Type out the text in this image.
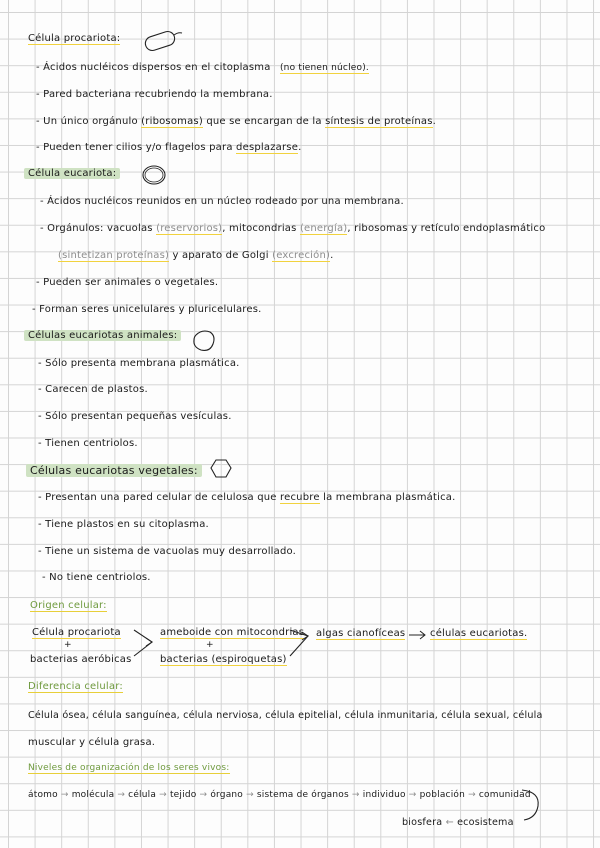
Célula procariota:
- Ácidos nucléicos dispersos en el citoplasma (no tienen núcleo).
- Pared bacteriana recubriendo la membrana.
- Un único orgánulo (ribosomas) que se encargan de la síntesis de proteínas.
- Pueden tener cilios y/o flagelos para desplazarse.
Célula eucariota:
- Ácidos nucléicos reunidos en un núcleo rodeado por una membrana.
- Orgánulos: vacuolas (reservorios), mitocondrias (energía), ribosomas y retículo endoplasmático
(sintetizan proteínas) y aparato de Golgi (excreción).
- Pueden ser animales o vegetales.
- Forman seres unicelulares y pluricelulares.
Células eucariotas animales:
- Sólo presenta membrana plasmática.
- Carecen de plastos.
- Sólo presentan pequeñas vesículas.
- Tienen centriolos.
Células eucariotas vegetales:
- Presentan una pared celular de celulosa que recubre la membrana plasmática.
- Tiene plastos en su citoplasma.
- Tiene un sistema de vacuolas muy desarrollado.
- No tiene centriolos.
Origen celular:
Célula procariota
+
bacterias aeróbicas
ameboide con mitocondrias
+
bacterias (espiroquetas)
algas cianofíceas células eucariotas.
Diferencia celular:
Célula ósea, célula sanguínea, célula nerviosa, célula epitelial, célula inmunitaria, célula sexual, célula
muscular y célula grasa.
Niveles de organización de los seres vivos:
átomo → molécula → célula → tejido → órgano → sistema de órganos → individuo → población → comunidad
biosfera ← ecosistema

Exercise goal -
Whenever a picture appears, leave it out, and return every record exactly.

Answer for this exercise -
Type out the text in this image.
Célula procariota:
- Ácidos nucléicos dispersos en el citoplasma (no tienen núcleo).
- Pared bacteriana recubriendo la membrana.
- Un único orgánulo (ribosomas) que se encargan de la síntesis de proteínas.
- Pueden tener cilios y/o flagelos para desplazarse.
Célula eucariota:
- Ácidos nucléicos reunidos en un núcleo rodeado por una membrana.
- Orgánulos: vacuolas (reservorios), mitocondrias (energía), ribosomas y retículo endoplasmático
(sintetizan proteínas) y aparato de Golgi (excreción).
- Pueden ser animales o vegetales.
- Forman seres unicelulares y pluricelulares.
Células eucariotas animales:
- Sólo presenta membrana plasmática.
- Carecen de plastos.
- Sólo presentan pequeñas vesículas.
- Tienen centriolos.
Células eucariotas vegetales:
- Presentan una pared celular de celulosa que recubre la membrana plasmática.
- Tiene plastos en su citoplasma.
- Tiene un sistema de vacuolas muy desarrollado.
- No tiene centriolos.
Origen celular:
Célula procariota
+
bacterias aeróbicas
ameboide con mitocondrias
+
bacterias (espiroquetas)
algas cianofíceas células eucariotas.
Diferencia celular:
Célula ósea, célula sanguínea, célula nerviosa, célula epitelial, célula inmunitaria, célula sexual, célula
muscular y célula grasa.
Niveles de organización de los seres vivos:
átomo → molécula → célula → tejido → órgano → sistema de órganos → individuo → población → comunidad
biosfera ← ecosistema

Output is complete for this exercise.